───── DATASET ─────
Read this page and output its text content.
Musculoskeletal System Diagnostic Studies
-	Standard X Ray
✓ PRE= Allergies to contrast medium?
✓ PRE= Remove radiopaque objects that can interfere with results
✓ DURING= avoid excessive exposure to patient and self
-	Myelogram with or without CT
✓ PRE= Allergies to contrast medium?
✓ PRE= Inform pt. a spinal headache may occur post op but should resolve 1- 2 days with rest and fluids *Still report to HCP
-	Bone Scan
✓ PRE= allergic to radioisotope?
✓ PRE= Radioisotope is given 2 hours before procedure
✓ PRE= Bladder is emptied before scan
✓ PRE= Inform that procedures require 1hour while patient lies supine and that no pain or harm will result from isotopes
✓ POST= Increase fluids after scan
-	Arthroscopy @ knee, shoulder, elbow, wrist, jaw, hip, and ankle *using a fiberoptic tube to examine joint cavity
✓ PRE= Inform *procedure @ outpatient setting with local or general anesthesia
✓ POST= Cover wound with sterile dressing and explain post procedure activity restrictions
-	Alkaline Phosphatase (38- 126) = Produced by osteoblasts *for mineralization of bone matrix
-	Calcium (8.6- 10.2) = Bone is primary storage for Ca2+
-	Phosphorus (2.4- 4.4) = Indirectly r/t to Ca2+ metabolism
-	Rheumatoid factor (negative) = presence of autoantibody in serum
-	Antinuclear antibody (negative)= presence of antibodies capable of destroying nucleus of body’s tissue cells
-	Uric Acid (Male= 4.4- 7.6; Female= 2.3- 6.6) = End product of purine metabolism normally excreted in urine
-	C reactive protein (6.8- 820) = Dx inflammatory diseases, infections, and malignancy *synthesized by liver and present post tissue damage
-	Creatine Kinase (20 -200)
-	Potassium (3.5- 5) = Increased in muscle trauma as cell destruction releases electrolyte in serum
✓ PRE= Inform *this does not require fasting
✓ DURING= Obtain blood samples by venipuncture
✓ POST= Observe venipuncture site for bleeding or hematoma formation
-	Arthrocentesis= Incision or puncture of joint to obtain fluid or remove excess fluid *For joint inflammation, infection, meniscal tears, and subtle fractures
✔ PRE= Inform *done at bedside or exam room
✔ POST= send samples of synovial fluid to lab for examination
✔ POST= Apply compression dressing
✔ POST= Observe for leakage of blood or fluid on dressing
─────
**WHAT YOU HAVE TO DO**
Copy down the whole of the data above, matching it exactly.

**RESULT OF THE TASK**
Read this page and output its text content.
Musculoskeletal System Diagnostic Studies
-	Standard X Ray
✓ PRE= Allergies to contrast medium?
✓ PRE= Remove radiopaque objects that can interfere with results
✓ DURING= avoid excessive exposure to patient and self
-	Myelogram with or without CT
✓ PRE= Allergies to contrast medium?
✓ PRE= Inform pt. a spinal headache may occur post op but should resolve 1- 2 days with rest and fluids *Still report to HCP
-	Bone Scan
✓ PRE= allergic to radioisotope?
✓ PRE= Radioisotope is given 2 hours before procedure
✓ PRE= Bladder is emptied before scan
✓ PRE= Inform that procedures require 1hour while patient lies supine and that no pain or harm will result from isotopes
✓ POST= Increase fluids after scan
-	Arthroscopy @ knee, shoulder, elbow, wrist, jaw, hip, and ankle *using a fiberoptic tube to examine joint cavity
✓ PRE= Inform *procedure @ outpatient setting with local or general anesthesia
✓ POST= Cover wound with sterile dressing and explain post procedure activity restrictions
-	Alkaline Phosphatase (38- 126) = Produced by osteoblasts *for mineralization of bone matrix
-	Calcium (8.6- 10.2) = Bone is primary storage for Ca2+
-	Phosphorus (2.4- 4.4) = Indirectly r/t to Ca2+ metabolism
-	Rheumatoid factor (negative) = presence of autoantibody in serum
-	Antinuclear antibody (negative)= presence of antibodies capable of destroying nucleus of body’s tissue cells
-	Uric Acid (Male= 4.4- 7.6; Female= 2.3- 6.6) = End product of purine metabolism normally excreted in urine
-	C reactive protein (6.8- 820) = Dx inflammatory diseases, infections, and malignancy *synthesized by liver and present post tissue damage
-	Creatine Kinase (20 -200)
-	Potassium (3.5- 5) = Increased in muscle trauma as cell destruction releases electrolyte in serum
✓ PRE= Inform *this does not require fasting
✓ DURING= Obtain blood samples by venipuncture
✓ POST= Observe venipuncture site for bleeding or hematoma formation
-	Arthrocentesis= Incision or puncture of joint to obtain fluid or remove excess fluid *For joint inflammation, infection, meniscal tears, and subtle fractures
✔ PRE= Inform *done at bedside or exam room
✔ POST= send samples of synovial fluid to lab for examination
✔ POST= Apply compression dressing
✔ POST= Observe for leakage of blood or fluid on dressing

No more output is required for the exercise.